# What is required:
Retype every entry word for word.

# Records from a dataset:
==============================

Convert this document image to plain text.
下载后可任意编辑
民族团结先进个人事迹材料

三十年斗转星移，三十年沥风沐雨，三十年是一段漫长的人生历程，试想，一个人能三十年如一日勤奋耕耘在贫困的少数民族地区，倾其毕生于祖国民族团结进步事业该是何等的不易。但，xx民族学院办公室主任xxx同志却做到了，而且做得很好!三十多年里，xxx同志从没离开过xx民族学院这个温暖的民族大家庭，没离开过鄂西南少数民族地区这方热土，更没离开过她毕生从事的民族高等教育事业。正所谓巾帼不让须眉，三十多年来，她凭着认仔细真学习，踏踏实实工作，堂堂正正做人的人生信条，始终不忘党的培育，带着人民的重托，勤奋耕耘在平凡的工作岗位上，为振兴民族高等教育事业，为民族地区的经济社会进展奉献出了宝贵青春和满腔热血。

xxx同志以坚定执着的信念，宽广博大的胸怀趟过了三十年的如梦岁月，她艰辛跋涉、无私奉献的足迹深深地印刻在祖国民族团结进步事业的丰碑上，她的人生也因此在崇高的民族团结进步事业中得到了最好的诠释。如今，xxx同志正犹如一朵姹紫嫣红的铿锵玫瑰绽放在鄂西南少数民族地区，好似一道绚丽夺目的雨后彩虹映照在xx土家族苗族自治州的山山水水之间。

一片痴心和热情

==============================

# Response to the task:
Convert this document image to plain text.
下载后可任意编辑
民族团结先进个人事迹材料

三十年斗转星移，三十年沥风沐雨，三十年是一段漫长的人生历程，试想，一个人能三十年如一日勤奋耕耘在贫困的少数民族地区，倾其毕生于祖国民族团结进步事业该是何等的不易。但，xx民族学院办公室主任xxx同志却做到了，而且做得很好!三十多年里，xxx同志从没离开过xx民族学院这个温暖的民族大家庭，没离开过鄂西南少数民族地区这方热土，更没离开过她毕生从事的民族高等教育事业。正所谓巾帼不让须眉，三十多年来，她凭着认仔细真学习，踏踏实实工作，堂堂正正做人的人生信条，始终不忘党的培育，带着人民的重托，勤奋耕耘在平凡的工作岗位上，为振兴民族高等教育事业，为民族地区的经济社会进展奉献出了宝贵青春和满腔热血。

xxx同志以坚定执着的信念，宽广博大的胸怀趟过了三十年的如梦岁月，她艰辛跋涉、无私奉献的足迹深深地印刻在祖国民族团结进步事业的丰碑上，她的人生也因此在崇高的民族团结进步事业中得到了最好的诠释。如今，xxx同志正犹如一朵姹紫嫣红的铿锵玫瑰绽放在鄂西南少数民族地区，好似一道绚丽夺目的雨后彩虹映照在xx土家族苗族自治州的山山水水之间。

一片痴心和热情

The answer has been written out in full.